The problem: Gather up all lines that carry the word "direction".

Given records:
# # # # # # #
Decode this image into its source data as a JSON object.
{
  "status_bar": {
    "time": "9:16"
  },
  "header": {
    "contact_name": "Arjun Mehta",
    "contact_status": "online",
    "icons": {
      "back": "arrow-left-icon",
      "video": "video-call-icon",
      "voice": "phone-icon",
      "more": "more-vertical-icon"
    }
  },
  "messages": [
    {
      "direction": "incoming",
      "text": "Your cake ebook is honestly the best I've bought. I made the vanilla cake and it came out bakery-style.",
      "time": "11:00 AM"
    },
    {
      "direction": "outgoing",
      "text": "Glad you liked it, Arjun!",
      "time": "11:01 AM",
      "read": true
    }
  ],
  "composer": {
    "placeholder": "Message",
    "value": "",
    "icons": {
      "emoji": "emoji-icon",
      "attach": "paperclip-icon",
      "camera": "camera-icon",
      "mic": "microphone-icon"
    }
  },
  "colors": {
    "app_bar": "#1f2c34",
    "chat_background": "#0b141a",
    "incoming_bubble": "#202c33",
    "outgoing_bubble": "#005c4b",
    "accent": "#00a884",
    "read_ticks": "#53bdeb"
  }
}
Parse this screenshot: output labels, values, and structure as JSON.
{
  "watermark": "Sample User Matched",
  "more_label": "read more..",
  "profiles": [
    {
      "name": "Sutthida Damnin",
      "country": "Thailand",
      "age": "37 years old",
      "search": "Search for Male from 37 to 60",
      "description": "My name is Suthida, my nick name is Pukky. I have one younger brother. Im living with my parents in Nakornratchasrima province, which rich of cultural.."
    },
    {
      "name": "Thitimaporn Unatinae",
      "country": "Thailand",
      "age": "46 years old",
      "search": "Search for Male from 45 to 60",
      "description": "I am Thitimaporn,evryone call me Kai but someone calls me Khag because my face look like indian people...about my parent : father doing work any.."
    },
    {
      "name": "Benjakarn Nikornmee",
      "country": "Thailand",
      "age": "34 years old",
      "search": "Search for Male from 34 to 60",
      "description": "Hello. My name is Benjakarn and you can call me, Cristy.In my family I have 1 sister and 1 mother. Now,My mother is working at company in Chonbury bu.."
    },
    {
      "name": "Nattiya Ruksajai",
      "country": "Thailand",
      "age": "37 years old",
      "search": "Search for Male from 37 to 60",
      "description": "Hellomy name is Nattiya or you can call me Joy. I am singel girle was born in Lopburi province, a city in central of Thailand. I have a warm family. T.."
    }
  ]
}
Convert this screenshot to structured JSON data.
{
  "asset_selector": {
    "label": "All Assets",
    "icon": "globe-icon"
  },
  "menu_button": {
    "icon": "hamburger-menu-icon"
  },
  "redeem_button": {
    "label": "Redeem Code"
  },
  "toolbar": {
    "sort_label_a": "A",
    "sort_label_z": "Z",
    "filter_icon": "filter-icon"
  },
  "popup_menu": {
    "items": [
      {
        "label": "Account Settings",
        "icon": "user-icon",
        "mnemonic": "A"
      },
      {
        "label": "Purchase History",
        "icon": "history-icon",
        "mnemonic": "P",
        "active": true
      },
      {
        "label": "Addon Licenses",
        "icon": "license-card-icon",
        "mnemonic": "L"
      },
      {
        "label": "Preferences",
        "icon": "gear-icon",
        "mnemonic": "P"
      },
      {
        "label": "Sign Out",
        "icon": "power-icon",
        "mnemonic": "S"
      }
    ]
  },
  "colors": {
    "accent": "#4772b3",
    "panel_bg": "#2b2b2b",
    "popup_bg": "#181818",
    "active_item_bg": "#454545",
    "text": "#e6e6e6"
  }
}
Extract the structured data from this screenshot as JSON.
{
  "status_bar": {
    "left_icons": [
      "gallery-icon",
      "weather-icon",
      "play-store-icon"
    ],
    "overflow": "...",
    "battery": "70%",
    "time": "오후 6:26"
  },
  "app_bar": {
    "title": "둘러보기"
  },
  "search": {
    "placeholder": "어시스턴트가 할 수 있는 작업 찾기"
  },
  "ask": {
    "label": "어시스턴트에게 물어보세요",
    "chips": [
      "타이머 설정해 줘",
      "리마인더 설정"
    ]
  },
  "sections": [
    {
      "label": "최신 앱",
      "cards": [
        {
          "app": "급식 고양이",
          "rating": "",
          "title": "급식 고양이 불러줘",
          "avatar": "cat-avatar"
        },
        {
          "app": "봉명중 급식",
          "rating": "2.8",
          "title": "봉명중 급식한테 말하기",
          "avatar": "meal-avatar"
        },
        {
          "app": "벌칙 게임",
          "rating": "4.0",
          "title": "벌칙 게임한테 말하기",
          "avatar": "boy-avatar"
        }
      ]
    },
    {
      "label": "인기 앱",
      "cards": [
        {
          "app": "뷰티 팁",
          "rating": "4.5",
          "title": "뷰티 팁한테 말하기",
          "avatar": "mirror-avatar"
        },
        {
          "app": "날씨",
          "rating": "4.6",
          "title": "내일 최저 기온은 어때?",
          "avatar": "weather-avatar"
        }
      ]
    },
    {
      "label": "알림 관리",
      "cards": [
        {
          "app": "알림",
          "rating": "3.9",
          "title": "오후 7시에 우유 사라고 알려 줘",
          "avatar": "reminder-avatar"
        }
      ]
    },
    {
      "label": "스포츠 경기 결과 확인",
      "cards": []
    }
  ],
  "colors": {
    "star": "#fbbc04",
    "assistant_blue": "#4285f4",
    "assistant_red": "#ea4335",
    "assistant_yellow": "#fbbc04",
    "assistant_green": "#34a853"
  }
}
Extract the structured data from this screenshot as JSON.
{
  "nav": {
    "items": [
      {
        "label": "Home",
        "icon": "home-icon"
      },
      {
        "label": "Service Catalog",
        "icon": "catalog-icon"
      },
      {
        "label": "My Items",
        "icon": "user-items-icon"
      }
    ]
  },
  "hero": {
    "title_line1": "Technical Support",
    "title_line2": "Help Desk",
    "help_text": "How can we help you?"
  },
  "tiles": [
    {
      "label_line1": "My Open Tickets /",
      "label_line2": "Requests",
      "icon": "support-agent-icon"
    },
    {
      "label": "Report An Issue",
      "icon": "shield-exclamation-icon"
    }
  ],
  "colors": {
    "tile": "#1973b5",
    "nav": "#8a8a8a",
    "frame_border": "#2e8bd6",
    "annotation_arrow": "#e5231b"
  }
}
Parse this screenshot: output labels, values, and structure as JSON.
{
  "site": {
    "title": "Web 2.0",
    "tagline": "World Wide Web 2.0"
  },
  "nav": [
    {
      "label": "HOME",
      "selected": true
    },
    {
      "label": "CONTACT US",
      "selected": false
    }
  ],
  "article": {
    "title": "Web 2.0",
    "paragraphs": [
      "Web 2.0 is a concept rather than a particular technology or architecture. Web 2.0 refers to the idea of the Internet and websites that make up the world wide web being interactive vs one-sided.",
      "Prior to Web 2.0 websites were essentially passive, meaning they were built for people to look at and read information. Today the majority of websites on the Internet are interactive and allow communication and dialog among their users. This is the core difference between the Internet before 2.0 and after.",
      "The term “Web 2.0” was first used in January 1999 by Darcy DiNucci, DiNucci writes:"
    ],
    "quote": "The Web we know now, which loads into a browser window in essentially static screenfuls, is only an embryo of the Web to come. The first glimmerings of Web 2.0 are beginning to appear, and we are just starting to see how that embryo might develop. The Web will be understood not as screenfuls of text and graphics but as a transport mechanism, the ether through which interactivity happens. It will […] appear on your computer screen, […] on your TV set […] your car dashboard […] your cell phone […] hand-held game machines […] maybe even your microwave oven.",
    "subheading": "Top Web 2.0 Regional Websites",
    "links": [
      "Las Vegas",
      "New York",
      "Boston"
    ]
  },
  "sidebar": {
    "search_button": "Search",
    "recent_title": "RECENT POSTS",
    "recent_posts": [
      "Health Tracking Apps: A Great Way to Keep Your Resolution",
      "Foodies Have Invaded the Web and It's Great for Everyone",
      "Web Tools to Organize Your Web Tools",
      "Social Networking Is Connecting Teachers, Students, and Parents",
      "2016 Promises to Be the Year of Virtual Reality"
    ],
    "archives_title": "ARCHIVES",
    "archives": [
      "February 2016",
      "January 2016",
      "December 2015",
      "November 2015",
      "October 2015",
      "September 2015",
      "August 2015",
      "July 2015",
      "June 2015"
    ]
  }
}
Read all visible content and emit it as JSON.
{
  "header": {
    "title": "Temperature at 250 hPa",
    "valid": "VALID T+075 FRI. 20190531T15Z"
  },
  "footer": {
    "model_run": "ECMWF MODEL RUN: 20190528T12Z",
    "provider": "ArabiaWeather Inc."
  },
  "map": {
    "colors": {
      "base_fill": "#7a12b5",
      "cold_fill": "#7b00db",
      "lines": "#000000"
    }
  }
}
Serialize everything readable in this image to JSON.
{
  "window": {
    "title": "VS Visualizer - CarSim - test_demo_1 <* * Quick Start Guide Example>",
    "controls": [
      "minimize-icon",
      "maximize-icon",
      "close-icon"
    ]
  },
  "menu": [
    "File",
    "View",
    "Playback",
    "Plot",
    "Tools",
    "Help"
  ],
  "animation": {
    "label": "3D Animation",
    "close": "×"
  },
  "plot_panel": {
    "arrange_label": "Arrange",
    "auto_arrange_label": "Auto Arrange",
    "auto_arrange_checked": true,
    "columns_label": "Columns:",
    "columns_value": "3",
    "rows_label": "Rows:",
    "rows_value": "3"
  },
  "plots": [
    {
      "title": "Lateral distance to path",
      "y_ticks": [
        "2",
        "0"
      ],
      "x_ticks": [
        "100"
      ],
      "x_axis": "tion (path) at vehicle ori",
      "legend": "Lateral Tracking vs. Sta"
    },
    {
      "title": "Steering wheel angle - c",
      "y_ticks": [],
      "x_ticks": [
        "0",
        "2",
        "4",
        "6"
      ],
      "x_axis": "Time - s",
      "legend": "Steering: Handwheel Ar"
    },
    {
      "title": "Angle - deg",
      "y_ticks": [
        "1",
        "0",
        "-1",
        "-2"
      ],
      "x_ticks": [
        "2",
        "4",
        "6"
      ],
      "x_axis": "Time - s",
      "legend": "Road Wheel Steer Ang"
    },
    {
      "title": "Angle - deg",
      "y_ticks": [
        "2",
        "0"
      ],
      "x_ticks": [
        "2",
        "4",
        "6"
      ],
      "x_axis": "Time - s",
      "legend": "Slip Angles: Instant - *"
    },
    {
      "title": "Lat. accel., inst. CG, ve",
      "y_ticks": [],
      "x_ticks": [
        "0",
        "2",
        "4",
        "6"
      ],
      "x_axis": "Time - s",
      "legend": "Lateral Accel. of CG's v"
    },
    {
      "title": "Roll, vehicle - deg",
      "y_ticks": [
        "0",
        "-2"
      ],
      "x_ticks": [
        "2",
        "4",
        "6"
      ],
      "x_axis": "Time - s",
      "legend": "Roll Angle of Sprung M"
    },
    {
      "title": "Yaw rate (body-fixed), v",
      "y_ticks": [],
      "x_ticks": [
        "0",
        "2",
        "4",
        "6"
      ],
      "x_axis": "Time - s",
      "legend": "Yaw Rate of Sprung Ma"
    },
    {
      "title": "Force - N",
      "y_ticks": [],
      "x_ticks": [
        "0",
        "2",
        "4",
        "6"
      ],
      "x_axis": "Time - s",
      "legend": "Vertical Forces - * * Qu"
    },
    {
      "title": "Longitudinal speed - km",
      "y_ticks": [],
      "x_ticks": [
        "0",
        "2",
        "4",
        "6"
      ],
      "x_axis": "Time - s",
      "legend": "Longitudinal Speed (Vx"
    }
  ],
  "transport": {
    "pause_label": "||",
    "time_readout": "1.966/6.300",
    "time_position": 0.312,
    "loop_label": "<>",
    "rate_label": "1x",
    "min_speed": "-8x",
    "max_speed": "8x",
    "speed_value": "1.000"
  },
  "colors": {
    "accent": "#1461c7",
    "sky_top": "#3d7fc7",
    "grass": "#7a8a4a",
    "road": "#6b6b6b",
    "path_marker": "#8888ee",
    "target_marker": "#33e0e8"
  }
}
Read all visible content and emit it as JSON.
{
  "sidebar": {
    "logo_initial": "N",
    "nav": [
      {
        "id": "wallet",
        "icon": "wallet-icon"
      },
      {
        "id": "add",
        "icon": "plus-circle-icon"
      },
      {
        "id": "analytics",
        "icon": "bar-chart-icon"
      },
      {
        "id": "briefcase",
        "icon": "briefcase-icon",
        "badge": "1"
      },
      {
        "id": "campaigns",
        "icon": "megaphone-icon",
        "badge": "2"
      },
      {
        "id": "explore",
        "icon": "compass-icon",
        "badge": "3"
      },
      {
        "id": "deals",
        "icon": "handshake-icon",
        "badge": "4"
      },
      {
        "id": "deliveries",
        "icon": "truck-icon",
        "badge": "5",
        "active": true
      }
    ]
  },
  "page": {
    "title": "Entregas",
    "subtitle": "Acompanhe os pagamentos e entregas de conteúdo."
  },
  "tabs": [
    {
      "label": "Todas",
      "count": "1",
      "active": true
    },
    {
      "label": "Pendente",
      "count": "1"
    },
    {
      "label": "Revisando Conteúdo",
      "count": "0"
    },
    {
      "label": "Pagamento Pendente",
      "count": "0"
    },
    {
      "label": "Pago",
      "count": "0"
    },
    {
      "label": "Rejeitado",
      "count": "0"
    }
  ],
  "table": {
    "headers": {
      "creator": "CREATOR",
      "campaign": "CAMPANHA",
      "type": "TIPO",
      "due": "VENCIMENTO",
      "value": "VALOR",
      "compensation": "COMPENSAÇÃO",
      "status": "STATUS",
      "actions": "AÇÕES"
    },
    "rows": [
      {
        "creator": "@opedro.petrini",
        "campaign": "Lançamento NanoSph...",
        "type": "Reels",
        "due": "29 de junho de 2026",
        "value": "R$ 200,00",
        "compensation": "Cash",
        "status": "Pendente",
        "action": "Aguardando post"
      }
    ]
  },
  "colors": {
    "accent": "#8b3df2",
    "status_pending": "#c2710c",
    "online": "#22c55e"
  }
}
# # # # # # #
Completed task:
      "direction": "incoming",
      "direction": "outgoing",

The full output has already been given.